* _Exercise details_
Starting with the line that holds "Extract all readable text from this page.", reproduce each line through the last one of the data, exactly as written. Pictures are not copied.

* _Given entries_
[start]

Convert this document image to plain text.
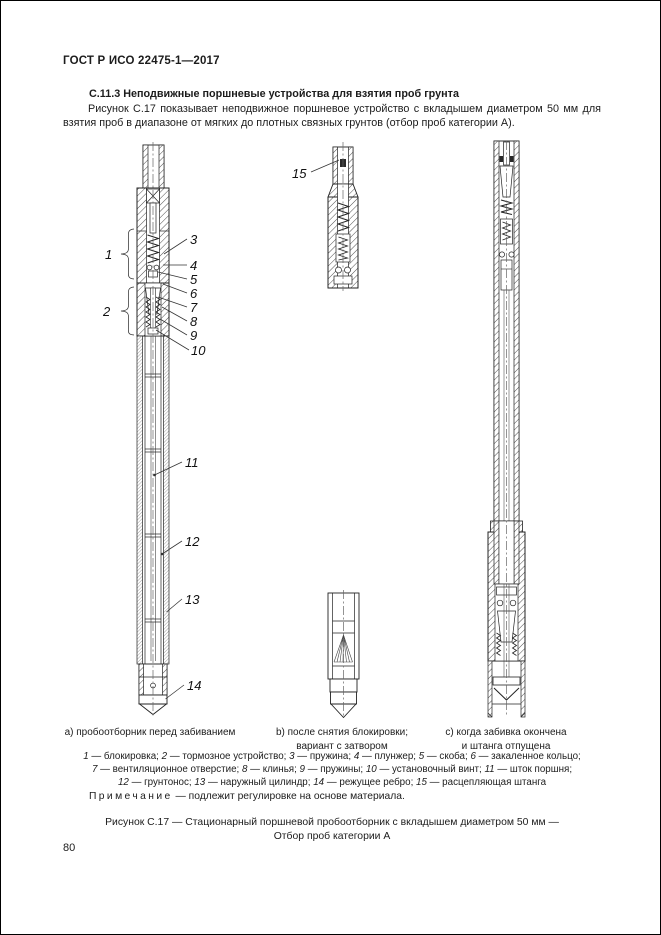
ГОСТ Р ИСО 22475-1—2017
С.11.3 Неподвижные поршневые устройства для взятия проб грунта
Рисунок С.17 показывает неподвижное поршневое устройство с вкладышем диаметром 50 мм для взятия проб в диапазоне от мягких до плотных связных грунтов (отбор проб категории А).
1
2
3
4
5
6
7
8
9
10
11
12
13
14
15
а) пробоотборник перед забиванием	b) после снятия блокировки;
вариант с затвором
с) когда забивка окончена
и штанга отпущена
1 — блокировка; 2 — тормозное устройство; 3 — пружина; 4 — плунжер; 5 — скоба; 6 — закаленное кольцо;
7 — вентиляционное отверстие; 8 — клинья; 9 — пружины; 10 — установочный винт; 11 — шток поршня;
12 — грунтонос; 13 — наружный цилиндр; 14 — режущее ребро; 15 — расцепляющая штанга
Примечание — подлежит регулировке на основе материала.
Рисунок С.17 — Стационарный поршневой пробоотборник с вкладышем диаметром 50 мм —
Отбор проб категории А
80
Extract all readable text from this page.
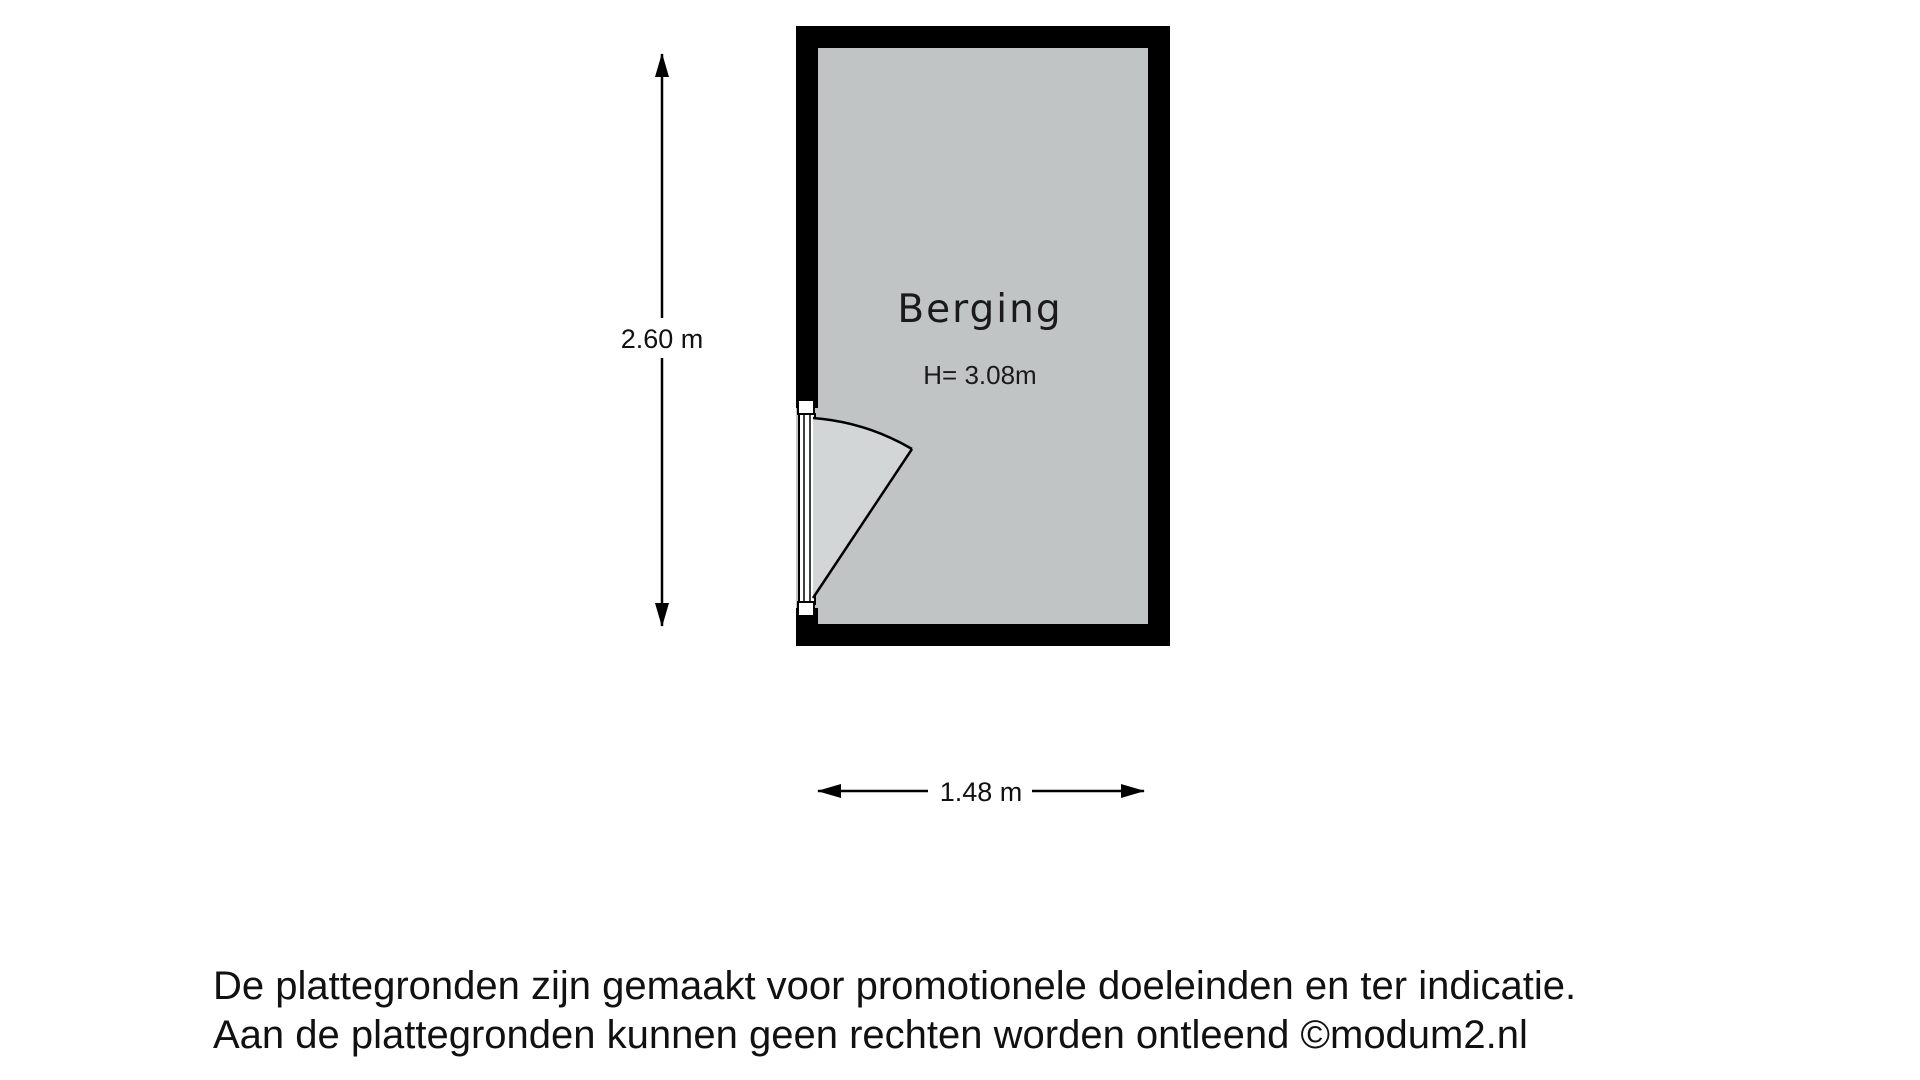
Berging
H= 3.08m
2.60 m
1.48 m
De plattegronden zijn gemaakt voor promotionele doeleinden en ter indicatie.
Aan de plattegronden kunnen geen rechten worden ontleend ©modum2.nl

[end]

* _Answer_
Extract all readable text from this page.
Berging
H= 3.08m
2.60 m
1.48 m
De plattegronden zijn gemaakt voor promotionele doeleinden en ter indicatie.
Aan de plattegronden kunnen geen rechten worden ontleend ©modum2.nl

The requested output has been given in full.